## WRITTEN PROBLEM
How many lines hold the string "Escenas"? Give only the number.

## INFORMATION PROVIDED
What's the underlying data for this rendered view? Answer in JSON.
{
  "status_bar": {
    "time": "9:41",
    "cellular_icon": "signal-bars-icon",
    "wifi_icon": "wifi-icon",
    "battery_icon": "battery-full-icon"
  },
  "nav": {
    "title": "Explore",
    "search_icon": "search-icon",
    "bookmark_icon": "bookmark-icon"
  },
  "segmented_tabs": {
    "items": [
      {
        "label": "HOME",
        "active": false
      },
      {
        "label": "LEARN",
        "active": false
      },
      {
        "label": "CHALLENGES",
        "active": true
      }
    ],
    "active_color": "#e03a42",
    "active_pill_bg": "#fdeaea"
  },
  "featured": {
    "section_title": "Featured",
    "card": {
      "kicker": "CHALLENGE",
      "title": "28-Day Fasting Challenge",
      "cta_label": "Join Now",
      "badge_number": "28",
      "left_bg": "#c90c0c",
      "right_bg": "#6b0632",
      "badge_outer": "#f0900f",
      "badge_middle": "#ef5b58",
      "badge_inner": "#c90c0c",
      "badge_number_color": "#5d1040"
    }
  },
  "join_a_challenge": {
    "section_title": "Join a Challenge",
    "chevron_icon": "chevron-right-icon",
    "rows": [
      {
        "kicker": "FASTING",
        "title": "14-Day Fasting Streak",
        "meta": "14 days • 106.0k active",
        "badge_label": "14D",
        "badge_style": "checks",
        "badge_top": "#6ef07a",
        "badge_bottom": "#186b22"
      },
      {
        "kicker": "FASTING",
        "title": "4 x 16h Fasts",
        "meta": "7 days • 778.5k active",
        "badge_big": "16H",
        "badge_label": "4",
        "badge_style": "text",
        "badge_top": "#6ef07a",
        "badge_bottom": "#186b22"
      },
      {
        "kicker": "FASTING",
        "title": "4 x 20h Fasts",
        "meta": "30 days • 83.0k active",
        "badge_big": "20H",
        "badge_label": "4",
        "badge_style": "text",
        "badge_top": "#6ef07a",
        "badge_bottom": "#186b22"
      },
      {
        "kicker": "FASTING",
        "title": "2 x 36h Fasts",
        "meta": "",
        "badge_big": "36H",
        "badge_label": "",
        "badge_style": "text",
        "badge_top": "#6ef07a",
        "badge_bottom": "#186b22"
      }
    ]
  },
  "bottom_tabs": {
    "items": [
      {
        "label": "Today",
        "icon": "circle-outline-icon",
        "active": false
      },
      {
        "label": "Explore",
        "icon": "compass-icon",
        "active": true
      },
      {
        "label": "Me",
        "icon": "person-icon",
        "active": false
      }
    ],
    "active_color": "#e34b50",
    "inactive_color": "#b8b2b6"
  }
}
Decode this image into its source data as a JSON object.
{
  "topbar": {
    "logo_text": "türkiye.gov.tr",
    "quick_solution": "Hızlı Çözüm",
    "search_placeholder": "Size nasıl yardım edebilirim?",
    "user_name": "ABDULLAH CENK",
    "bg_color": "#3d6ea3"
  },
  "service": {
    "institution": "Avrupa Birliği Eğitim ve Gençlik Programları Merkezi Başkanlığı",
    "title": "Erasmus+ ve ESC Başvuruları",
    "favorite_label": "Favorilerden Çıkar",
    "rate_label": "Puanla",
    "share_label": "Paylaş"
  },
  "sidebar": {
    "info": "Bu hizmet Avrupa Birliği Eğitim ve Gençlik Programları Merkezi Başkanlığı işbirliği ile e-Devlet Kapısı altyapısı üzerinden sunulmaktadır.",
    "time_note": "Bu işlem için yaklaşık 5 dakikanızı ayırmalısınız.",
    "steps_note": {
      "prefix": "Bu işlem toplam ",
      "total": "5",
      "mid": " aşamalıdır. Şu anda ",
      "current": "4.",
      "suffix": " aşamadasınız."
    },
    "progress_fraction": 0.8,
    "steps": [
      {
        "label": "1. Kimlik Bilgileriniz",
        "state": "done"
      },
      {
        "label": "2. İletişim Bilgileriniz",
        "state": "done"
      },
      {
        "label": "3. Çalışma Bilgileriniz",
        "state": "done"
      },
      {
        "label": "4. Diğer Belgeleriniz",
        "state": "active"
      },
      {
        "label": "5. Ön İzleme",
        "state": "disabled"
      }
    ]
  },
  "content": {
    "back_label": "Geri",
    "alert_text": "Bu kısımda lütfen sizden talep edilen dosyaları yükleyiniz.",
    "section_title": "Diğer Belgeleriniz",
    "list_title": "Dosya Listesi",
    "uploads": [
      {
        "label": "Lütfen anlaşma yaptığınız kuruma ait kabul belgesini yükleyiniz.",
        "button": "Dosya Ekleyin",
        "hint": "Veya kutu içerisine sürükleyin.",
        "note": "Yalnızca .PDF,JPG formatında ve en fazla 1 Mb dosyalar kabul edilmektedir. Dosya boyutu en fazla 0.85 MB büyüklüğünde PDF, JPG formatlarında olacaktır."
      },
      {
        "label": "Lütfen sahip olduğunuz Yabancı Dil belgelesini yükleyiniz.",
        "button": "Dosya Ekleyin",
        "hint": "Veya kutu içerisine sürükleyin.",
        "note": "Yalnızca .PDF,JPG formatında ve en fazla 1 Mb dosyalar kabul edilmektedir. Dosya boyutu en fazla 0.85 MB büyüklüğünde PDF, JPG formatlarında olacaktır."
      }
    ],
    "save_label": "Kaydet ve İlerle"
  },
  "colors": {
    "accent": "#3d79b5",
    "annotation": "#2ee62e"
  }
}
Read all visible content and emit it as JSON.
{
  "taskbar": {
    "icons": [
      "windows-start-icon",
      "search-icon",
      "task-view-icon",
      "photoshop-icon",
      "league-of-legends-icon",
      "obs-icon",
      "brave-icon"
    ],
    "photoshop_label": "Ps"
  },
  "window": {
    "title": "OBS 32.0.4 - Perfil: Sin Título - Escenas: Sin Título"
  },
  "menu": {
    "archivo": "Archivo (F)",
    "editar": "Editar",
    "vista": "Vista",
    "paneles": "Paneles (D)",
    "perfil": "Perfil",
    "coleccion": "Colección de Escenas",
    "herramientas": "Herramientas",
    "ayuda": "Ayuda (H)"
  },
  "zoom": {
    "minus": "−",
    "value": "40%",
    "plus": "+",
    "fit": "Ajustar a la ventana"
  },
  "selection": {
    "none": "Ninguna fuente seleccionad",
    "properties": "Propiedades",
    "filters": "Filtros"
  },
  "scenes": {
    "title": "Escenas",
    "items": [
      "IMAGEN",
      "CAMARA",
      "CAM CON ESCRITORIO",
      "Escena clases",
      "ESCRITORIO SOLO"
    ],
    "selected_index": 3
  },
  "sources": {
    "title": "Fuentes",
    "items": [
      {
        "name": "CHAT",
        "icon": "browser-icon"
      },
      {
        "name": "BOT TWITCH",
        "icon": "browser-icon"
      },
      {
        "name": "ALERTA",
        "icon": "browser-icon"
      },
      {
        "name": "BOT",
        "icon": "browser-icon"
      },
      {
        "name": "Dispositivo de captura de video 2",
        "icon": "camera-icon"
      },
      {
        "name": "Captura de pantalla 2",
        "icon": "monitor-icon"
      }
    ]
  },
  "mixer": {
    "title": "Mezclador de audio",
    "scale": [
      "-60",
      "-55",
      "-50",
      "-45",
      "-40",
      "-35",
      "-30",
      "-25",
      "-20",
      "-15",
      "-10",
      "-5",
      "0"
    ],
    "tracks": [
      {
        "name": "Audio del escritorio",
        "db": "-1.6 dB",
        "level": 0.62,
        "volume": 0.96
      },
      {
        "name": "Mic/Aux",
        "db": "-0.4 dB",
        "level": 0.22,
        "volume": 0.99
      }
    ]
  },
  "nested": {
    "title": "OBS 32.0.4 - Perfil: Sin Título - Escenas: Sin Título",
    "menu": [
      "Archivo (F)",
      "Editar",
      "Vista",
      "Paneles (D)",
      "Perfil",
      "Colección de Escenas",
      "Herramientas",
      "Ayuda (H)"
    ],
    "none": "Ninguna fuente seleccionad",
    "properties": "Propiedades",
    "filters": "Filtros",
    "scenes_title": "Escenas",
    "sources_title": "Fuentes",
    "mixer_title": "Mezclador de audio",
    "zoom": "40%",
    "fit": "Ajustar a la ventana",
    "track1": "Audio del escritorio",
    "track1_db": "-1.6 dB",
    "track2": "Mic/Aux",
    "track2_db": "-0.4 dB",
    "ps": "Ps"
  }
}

## RESULT OF THIS EXERCISE
6